___ Data in this exercise
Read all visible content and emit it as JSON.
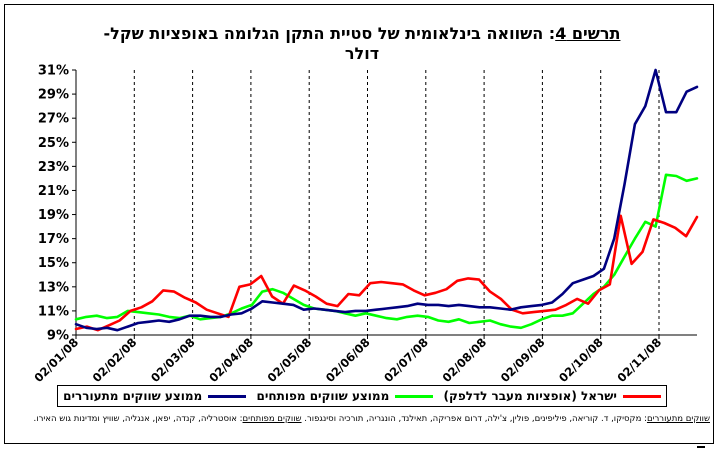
{
  "title": {
    "prefix": "תרשים 4",
    "text": ": השוואה בינלאומית של סטיית התקן הגלומה באופציות שקל-",
    "line2": "דולר"
  },
  "chart_data": {
    "type": "line",
    "title": "תרשים 4: השוואה בינלאומית של סטיית התקן הגלומה באופציות שקל-דולר",
    "xlabel": "",
    "ylabel": "",
    "ylim": [
      9,
      31
    ],
    "yticks": [
      "9%",
      "11%",
      "13%",
      "15%",
      "17%",
      "19%",
      "21%",
      "23%",
      "25%",
      "27%",
      "29%",
      "31%"
    ],
    "xticks": [
      "02/01/08",
      "02/02/08",
      "02/03/08",
      "02/04/08",
      "02/05/08",
      "02/06/08",
      "02/07/08",
      "02/08/08",
      "02/09/08",
      "02/10/08",
      "02/11/08"
    ],
    "grid": "vertical dashed",
    "legend_position": "bottom",
    "series": [
      {
        "name": "ממוצע שווקים מתעוררים",
        "color": "#000080",
        "values": [
          9.9,
          9.6,
          9.5,
          9.6,
          9.4,
          9.7,
          10.0,
          10.1,
          10.2,
          10.1,
          10.3,
          10.6,
          10.6,
          10.5,
          10.5,
          10.7,
          10.8,
          11.2,
          11.8,
          11.7,
          11.6,
          11.5,
          11.1,
          11.2,
          11.1,
          11.0,
          10.9,
          11.0,
          11.0,
          11.1,
          11.2,
          11.3,
          11.4,
          11.6,
          11.5,
          11.5,
          11.4,
          11.5,
          11.4,
          11.3,
          11.3,
          11.2,
          11.1,
          11.3,
          11.4,
          11.5,
          11.7,
          12.4,
          13.3,
          13.6,
          13.9,
          14.5,
          17.0,
          21.5,
          26.5,
          28.0,
          31.0,
          27.5,
          27.5,
          29.2,
          29.6
        ]
      },
      {
        "name": "ממוצע שווקים מפותחים",
        "color": "#00ff00",
        "values": [
          10.3,
          10.5,
          10.6,
          10.4,
          10.5,
          11.0,
          10.9,
          10.8,
          10.7,
          10.5,
          10.4,
          10.6,
          10.3,
          10.4,
          10.5,
          10.8,
          11.2,
          11.5,
          12.6,
          12.8,
          12.5,
          12.0,
          11.5,
          11.2,
          11.1,
          11.0,
          10.8,
          10.6,
          10.8,
          10.6,
          10.4,
          10.3,
          10.5,
          10.6,
          10.5,
          10.2,
          10.1,
          10.3,
          10.0,
          10.1,
          10.2,
          9.9,
          9.7,
          9.6,
          9.9,
          10.3,
          10.6,
          10.6,
          10.8,
          11.6,
          12.4,
          13.0,
          14.0,
          15.5,
          17.0,
          18.4,
          18.0,
          22.3,
          22.2,
          21.8,
          22.0
        ]
      },
      {
        "name": "ישראל (אופציות מעבר לדלפק)",
        "color": "#ff0000",
        "values": [
          9.5,
          9.7,
          9.4,
          9.8,
          10.2,
          11.0,
          11.3,
          11.8,
          12.7,
          12.6,
          12.1,
          11.7,
          11.1,
          10.8,
          10.5,
          13.0,
          13.2,
          13.9,
          12.2,
          11.6,
          13.1,
          12.7,
          12.2,
          11.6,
          11.4,
          12.4,
          12.3,
          13.3,
          13.4,
          13.3,
          13.2,
          12.7,
          12.3,
          12.5,
          12.8,
          13.5,
          13.7,
          13.6,
          12.6,
          12.0,
          11.1,
          10.8,
          10.9,
          11.0,
          11.1,
          11.5,
          12.0,
          11.6,
          12.7,
          13.2,
          18.9,
          14.9,
          15.9,
          18.6,
          18.3,
          17.9,
          17.2,
          18.8
        ]
      }
    ]
  },
  "legend": {
    "em": "ממוצע שווקים מתעוררים",
    "dev": "ממוצע שווקים מפותחים",
    "isr": "ישראל (אופציות מעבר לדלפק)"
  },
  "notes": {
    "em_label": "שווקים מתעוררים",
    "em_text": ": מקסיקו, ד. קוריאה, פיליפינים, פולין, צ'ילה, דרום אפריקה, תאילנד, הונגריה, תורכיה וסינגפור.",
    "dev_label": "שווקים מפותחים",
    "dev_text": ": אוסטרליה, קנדה, יפאן, אנגליה, שוויץ ומדינות גוש האירו."
  }
}
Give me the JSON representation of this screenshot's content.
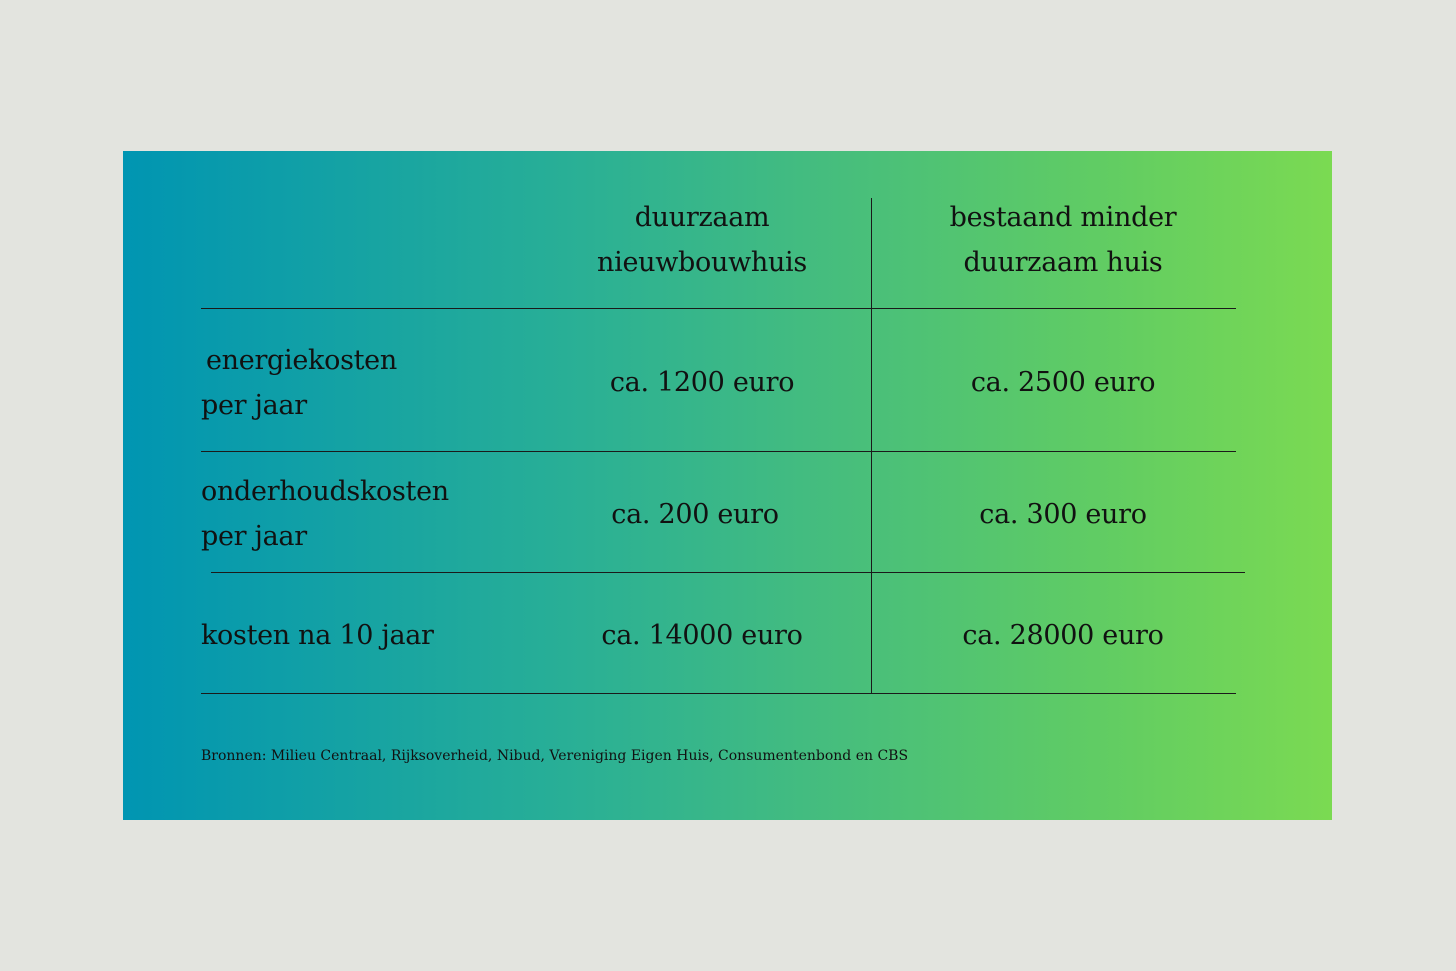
{
  "table": {
    "headers": [
      {
        "line1": "duurzaam",
        "line2": "nieuwbouwhuis"
      },
      {
        "line1": "bestaand minder",
        "line2": "duurzaam huis"
      }
    ],
    "rows": [
      {
        "label_line1": "energiekosten",
        "label_line2": "per jaar",
        "col1": "ca. 1200 euro",
        "col2": "ca. 2500 euro"
      },
      {
        "label_line1": "onderhoudskosten",
        "label_line2": "per jaar",
        "col1": "ca. 200 euro",
        "col2": "ca. 300 euro"
      },
      {
        "label_line1": "kosten na 10 jaar",
        "label_line2": "",
        "col1": "ca. 14000 euro",
        "col2": "ca. 28000 euro"
      }
    ]
  },
  "footer": {
    "sources": "Bronnen: Milieu Centraal, Rijksoverheid, Nibud, Vereniging Eigen Huis, Consumentenbond en CBS"
  },
  "colors": {
    "page_background": "#e3e4df",
    "gradient_start": "#0095b2",
    "gradient_end": "#7bda52",
    "text": "#111111"
  }
}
______
Prompt => Each line of the data is to be duplicated exactly; pictures stay out of the copy.

The reply =>
Read all visible content and emit it as JSON.
{
  "title": {
    "prefix": "תרשים 4",
    "text": ": השוואה בינלאומית של סטיית התקן הגלומה באופציות שקל-",
    "line2": "דולר"
  },
  "chart_data": {
    "type": "line",
    "title": "תרשים 4: השוואה בינלאומית של סטיית התקן הגלומה באופציות שקל-דולר",
    "xlabel": "",
    "ylabel": "",
    "ylim": [
      9,
      31
    ],
    "yticks": [
      "9%",
      "11%",
      "13%",
      "15%",
      "17%",
      "19%",
      "21%",
      "23%",
      "25%",
      "27%",
      "29%",
      "31%"
    ],
    "xticks": [
      "02/01/08",
      "02/02/08",
      "02/03/08",
      "02/04/08",
      "02/05/08",
      "02/06/08",
      "02/07/08",
      "02/08/08",
      "02/09/08",
      "02/10/08",
      "02/11/08"
    ],
    "grid": "vertical dashed",
    "legend_position": "bottom",
    "series": [
      {
        "name": "ממוצע שווקים מתעוררים",
        "color": "#000080",
        "values": [
          9.9,
          9.6,
          9.5,
          9.6,
          9.4,
          9.7,
          10.0,
          10.1,
          10.2,
          10.1,
          10.3,
          10.6,
          10.6,
          10.5,
          10.5,
          10.7,
          10.8,
          11.2,
          11.8,
          11.7,
          11.6,
          11.5,
          11.1,
          11.2,
          11.1,
          11.0,
          10.9,
          11.0,
          11.0,
          11.1,
          11.2,
          11.3,
          11.4,
          11.6,
          11.5,
          11.5,
          11.4,
          11.5,
          11.4,
          11.3,
          11.3,
          11.2,
          11.1,
          11.3,
          11.4,
          11.5,
          11.7,
          12.4,
          13.3,
          13.6,
          13.9,
          14.5,
          17.0,
          21.5,
          26.5,
          28.0,
          31.0,
          27.5,
          27.5,
          29.2,
          29.6
        ]
      },
      {
        "name": "ממוצע שווקים מפותחים",
        "color": "#00ff00",
        "values": [
          10.3,
          10.5,
          10.6,
          10.4,
          10.5,
          11.0,
          10.9,
          10.8,
          10.7,
          10.5,
          10.4,
          10.6,
          10.3,
          10.4,
          10.5,
          10.8,
          11.2,
          11.5,
          12.6,
          12.8,
          12.5,
          12.0,
          11.5,
          11.2,
          11.1,
          11.0,
          10.8,
          10.6,
          10.8,
          10.6,
          10.4,
          10.3,
          10.5,
          10.6,
          10.5,
          10.2,
          10.1,
          10.3,
          10.0,
          10.1,
          10.2,
          9.9,
          9.7,
          9.6,
          9.9,
          10.3,
          10.6,
          10.6,
          10.8,
          11.6,
          12.4,
          13.0,
          14.0,
          15.5,
          17.0,
          18.4,
          18.0,
          22.3,
          22.2,
          21.8,
          22.0
        ]
      },
      {
        "name": "ישראל (אופציות מעבר לדלפק)",
        "color": "#ff0000",
        "values": [
          9.5,
          9.7,
          9.4,
          9.8,
          10.2,
          11.0,
          11.3,
          11.8,
          12.7,
          12.6,
          12.1,
          11.7,
          11.1,
          10.8,
          10.5,
          13.0,
          13.2,
          13.9,
          12.2,
          11.6,
          13.1,
          12.7,
          12.2,
          11.6,
          11.4,
          12.4,
          12.3,
          13.3,
          13.4,
          13.3,
          13.2,
          12.7,
          12.3,
          12.5,
          12.8,
          13.5,
          13.7,
          13.6,
          12.6,
          12.0,
          11.1,
          10.8,
          10.9,
          11.0,
          11.1,
          11.5,
          12.0,
          11.6,
          12.7,
          13.2,
          18.9,
          14.9,
          15.9,
          18.6,
          18.3,
          17.9,
          17.2,
          18.8
        ]
      }
    ]
  },
  "legend": {
    "em": "ממוצע שווקים מתעוררים",
    "dev": "ממוצע שווקים מפותחים",
    "isr": "ישראל (אופציות מעבר לדלפק)"
  },
  "notes": {
    "em_label": "שווקים מתעוררים",
    "em_text": ": מקסיקו, ד. קוריאה, פיליפינים, פולין, צ'ילה, דרום אפריקה, תאילנד, הונגריה, תורכיה וסינגפור.",
    "dev_label": "שווקים מפותחים",
    "dev_text": ": אוסטרליה, קנדה, יפאן, אנגליה, שוויץ ומדינות גוש האירו."
  }
}
Give me the JSON representation of this screenshot's content.
{
  "table": {
    "headers": [
      {
        "line1": "duurzaam",
        "line2": "nieuwbouwhuis"
      },
      {
        "line1": "bestaand minder",
        "line2": "duurzaam huis"
      }
    ],
    "rows": [
      {
        "label_line1": "energiekosten",
        "label_line2": "per jaar",
        "col1": "ca. 1200 euro",
        "col2": "ca. 2500 euro"
      },
      {
        "label_line1": "onderhoudskosten",
        "label_line2": "per jaar",
        "col1": "ca. 200 euro",
        "col2": "ca. 300 euro"
      },
      {
        "label_line1": "kosten na 10 jaar",
        "label_line2": "",
        "col1": "ca. 14000 euro",
        "col2": "ca. 28000 euro"
      }
    ]
  },
  "footer": {
    "sources": "Bronnen: Milieu Centraal, Rijksoverheid, Nibud, Vereniging Eigen Huis, Consumentenbond en CBS"
  },
  "colors": {
    "page_background": "#e3e4df",
    "gradient_start": "#0095b2",
    "gradient_end": "#7bda52",
    "text": "#111111"
  }
}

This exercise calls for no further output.